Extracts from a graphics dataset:
[START]

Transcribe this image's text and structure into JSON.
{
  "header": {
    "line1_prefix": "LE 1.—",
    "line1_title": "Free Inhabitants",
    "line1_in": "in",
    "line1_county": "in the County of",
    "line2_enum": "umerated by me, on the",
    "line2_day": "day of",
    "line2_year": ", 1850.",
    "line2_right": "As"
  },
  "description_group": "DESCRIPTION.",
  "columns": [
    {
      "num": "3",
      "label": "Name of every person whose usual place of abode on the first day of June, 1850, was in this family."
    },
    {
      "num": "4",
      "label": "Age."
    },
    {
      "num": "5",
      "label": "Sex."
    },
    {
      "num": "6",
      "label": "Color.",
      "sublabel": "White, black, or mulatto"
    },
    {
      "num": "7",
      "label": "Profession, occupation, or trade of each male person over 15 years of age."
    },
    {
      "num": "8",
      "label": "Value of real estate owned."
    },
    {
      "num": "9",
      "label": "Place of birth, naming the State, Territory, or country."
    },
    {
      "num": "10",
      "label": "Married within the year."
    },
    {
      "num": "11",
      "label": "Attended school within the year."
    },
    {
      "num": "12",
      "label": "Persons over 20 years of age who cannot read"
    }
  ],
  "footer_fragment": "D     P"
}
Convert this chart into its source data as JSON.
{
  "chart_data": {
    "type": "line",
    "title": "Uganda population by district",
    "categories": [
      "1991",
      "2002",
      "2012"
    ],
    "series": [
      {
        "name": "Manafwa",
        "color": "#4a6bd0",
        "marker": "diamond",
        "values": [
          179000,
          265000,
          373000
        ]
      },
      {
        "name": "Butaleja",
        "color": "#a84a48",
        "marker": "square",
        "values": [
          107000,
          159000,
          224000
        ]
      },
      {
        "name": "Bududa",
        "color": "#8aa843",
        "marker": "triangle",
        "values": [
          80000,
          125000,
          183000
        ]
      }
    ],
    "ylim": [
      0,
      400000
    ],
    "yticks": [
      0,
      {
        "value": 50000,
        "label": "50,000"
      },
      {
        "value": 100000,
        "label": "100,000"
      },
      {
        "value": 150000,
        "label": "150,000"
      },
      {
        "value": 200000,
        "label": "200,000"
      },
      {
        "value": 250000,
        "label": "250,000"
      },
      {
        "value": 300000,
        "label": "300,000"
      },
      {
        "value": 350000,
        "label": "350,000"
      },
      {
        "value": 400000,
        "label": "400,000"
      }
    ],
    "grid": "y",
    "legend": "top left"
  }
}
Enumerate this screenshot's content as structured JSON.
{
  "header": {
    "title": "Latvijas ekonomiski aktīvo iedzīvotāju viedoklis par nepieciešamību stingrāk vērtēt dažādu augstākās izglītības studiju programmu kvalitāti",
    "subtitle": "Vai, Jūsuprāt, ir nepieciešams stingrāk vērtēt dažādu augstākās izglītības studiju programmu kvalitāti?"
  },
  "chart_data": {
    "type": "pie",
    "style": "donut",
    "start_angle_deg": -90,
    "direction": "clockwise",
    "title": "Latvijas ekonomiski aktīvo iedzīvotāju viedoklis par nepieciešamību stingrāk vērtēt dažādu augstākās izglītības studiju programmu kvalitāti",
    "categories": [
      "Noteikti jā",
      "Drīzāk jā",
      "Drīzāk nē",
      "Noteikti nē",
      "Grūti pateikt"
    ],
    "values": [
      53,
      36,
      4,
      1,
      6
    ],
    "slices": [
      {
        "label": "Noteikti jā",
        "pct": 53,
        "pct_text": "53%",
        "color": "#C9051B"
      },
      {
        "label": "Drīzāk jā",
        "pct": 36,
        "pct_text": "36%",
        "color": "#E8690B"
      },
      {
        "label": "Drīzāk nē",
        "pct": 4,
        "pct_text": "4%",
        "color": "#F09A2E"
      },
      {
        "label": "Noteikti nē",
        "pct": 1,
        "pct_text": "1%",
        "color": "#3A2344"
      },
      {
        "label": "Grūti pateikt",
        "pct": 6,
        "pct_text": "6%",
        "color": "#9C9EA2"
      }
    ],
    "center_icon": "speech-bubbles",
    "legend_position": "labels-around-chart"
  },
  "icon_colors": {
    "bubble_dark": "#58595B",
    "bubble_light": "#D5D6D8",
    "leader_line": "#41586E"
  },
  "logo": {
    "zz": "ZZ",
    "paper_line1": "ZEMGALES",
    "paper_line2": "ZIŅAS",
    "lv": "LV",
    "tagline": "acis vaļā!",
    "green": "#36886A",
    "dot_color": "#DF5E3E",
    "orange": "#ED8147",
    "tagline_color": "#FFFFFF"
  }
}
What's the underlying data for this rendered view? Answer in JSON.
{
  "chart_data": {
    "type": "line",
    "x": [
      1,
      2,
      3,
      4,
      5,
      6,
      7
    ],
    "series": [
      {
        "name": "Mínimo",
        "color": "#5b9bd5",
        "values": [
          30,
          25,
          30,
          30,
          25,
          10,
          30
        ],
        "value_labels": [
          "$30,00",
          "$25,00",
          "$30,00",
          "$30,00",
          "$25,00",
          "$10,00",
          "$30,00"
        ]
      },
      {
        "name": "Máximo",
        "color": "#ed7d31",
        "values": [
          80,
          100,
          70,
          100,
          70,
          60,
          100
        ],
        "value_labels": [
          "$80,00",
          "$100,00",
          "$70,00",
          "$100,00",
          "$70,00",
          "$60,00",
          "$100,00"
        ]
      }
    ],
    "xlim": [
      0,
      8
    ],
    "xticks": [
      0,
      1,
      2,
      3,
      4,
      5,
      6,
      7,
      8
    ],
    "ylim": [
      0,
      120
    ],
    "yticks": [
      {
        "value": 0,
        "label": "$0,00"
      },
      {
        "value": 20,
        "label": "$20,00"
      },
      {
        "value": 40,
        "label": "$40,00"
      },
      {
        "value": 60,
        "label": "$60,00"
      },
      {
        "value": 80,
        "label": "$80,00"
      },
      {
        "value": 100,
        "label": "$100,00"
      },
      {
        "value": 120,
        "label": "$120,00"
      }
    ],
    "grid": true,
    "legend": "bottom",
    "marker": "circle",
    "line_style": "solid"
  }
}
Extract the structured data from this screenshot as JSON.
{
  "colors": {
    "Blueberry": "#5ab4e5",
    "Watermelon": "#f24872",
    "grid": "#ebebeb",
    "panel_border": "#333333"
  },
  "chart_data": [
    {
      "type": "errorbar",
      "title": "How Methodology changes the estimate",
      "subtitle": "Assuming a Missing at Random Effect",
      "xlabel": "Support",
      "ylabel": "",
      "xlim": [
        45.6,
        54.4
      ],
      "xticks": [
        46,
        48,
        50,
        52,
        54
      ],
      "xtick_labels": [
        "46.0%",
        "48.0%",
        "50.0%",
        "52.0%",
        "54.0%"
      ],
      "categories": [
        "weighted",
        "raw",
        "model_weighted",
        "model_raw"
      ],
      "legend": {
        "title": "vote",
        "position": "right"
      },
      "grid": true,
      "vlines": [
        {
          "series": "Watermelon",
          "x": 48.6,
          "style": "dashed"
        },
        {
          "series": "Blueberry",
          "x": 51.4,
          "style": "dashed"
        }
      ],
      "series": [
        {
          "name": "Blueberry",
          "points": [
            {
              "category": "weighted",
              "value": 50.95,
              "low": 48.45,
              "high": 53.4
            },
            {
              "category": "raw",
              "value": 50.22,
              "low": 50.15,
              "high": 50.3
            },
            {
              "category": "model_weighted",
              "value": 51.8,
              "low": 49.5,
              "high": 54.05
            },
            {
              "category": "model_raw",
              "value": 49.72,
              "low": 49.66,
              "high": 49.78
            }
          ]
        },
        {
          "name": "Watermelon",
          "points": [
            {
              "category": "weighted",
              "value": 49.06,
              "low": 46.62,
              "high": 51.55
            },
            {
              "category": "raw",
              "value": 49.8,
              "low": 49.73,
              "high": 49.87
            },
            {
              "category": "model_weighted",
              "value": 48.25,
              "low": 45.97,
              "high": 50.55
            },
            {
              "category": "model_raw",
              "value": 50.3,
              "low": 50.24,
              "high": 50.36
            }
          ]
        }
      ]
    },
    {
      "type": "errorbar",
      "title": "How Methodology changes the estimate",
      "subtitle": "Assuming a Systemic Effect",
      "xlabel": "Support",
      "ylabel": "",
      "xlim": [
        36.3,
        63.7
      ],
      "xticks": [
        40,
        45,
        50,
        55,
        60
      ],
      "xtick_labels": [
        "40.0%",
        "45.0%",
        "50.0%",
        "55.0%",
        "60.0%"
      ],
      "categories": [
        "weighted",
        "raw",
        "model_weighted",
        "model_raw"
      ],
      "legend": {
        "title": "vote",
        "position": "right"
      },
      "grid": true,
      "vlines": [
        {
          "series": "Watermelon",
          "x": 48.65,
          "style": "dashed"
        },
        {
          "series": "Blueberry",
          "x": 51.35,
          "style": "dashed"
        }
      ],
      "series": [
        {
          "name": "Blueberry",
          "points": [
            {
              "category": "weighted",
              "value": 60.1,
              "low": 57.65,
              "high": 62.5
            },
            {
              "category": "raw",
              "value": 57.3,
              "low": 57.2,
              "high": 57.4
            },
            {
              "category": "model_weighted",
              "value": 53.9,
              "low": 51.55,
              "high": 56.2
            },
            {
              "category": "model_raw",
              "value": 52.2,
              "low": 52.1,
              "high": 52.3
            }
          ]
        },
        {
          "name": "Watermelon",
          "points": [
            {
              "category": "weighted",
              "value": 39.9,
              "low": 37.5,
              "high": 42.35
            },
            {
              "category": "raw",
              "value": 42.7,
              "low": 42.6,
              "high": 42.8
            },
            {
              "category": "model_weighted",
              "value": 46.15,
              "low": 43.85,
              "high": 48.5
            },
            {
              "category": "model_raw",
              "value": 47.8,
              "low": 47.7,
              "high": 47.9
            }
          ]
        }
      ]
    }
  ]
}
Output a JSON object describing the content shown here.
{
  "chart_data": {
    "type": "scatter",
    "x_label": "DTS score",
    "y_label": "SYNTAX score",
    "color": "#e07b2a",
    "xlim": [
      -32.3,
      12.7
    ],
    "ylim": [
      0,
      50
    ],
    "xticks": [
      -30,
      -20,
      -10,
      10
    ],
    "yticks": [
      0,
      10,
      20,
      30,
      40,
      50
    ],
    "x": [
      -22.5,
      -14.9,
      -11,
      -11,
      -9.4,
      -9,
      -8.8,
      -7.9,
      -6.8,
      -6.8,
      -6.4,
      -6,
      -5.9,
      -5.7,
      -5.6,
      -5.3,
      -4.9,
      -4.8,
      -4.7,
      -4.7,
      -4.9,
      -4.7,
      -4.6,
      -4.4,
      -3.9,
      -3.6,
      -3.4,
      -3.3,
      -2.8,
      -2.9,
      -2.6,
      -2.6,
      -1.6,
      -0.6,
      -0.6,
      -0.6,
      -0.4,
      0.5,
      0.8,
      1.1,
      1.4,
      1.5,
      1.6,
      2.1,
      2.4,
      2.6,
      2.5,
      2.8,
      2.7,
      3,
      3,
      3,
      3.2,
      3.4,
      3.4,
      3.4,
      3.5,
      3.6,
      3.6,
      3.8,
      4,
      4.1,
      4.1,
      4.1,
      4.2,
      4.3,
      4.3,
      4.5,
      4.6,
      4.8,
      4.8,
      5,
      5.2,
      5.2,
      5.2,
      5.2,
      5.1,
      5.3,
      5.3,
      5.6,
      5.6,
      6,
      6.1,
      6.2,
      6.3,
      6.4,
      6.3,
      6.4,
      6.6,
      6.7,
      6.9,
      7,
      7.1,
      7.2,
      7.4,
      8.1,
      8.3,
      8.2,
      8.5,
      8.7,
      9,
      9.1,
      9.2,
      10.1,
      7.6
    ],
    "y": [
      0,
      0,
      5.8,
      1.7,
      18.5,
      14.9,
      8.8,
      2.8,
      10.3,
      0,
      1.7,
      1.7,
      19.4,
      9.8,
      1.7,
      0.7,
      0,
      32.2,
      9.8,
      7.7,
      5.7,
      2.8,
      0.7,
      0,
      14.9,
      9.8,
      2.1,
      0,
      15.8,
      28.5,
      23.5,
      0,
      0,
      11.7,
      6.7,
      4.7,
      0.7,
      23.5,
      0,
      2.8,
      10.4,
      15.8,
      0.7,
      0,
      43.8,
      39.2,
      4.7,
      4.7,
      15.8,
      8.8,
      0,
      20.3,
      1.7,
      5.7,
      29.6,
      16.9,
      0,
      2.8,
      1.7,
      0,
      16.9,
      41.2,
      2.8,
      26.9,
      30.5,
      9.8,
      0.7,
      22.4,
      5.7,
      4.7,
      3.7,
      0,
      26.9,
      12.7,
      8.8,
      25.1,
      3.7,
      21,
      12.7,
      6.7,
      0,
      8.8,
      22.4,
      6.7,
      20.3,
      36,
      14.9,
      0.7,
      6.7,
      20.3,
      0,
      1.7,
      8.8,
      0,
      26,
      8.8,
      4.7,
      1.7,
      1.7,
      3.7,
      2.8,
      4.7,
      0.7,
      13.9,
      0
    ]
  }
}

[END]

> _GIVEN PROBLEM_
List every line above containing the word "Noteikti".

> _SOLVED PROBLEM_
      "Noteikti jā",
      "Noteikti nē",
        "label": "Noteikti jā",
        "label": "Noteikti nē",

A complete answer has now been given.